TASK STATEMENT> Omit all images. Write out the rest of the material exactly.

Figure collection entries:
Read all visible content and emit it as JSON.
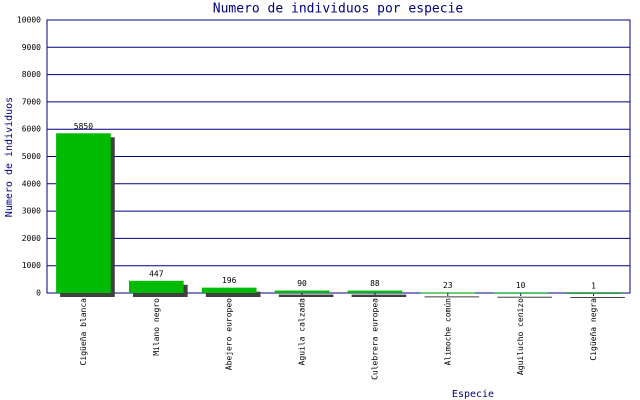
{
  "chart_data": {
    "type": "bar",
    "title": "Numero de individuos por especie",
    "y_label": "Numero de individuos",
    "x_label": "Especie",
    "categories": [
      "Cigüeña blanca",
      "Milano negro",
      "Abejero europeo",
      "Aguila calzada",
      "Culebrera europea",
      "Alimoche común",
      "Aguilucho cenizo",
      "Cigüeña negra"
    ],
    "values": [
      5850,
      447,
      196,
      90,
      88,
      23,
      10,
      1
    ],
    "color": "#00bb00",
    "shadow_color": "#404040",
    "grid_color": "#000080",
    "ylim": [
      0,
      10000
    ],
    "yticks": [
      0,
      1000,
      2000,
      3000,
      4000,
      5000,
      6000,
      7000,
      8000,
      9000,
      10000
    ],
    "grid": true
  }
}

THE OUTPUT>
Read all visible content and emit it as JSON.
{
  "chart_data": {
    "type": "bar",
    "title": "Numero de individuos por especie",
    "y_label": "Numero de individuos",
    "x_label": "Especie",
    "categories": [
      "Cigüeña blanca",
      "Milano negro",
      "Abejero europeo",
      "Aguila calzada",
      "Culebrera europea",
      "Alimoche común",
      "Aguilucho cenizo",
      "Cigüeña negra"
    ],
    "values": [
      5850,
      447,
      196,
      90,
      88,
      23,
      10,
      1
    ],
    "color": "#00bb00",
    "shadow_color": "#404040",
    "grid_color": "#000080",
    "ylim": [
      0,
      10000
    ],
    "yticks": [
      0,
      1000,
      2000,
      3000,
      4000,
      5000,
      6000,
      7000,
      8000,
      9000,
      10000
    ],
    "grid": true
  }
}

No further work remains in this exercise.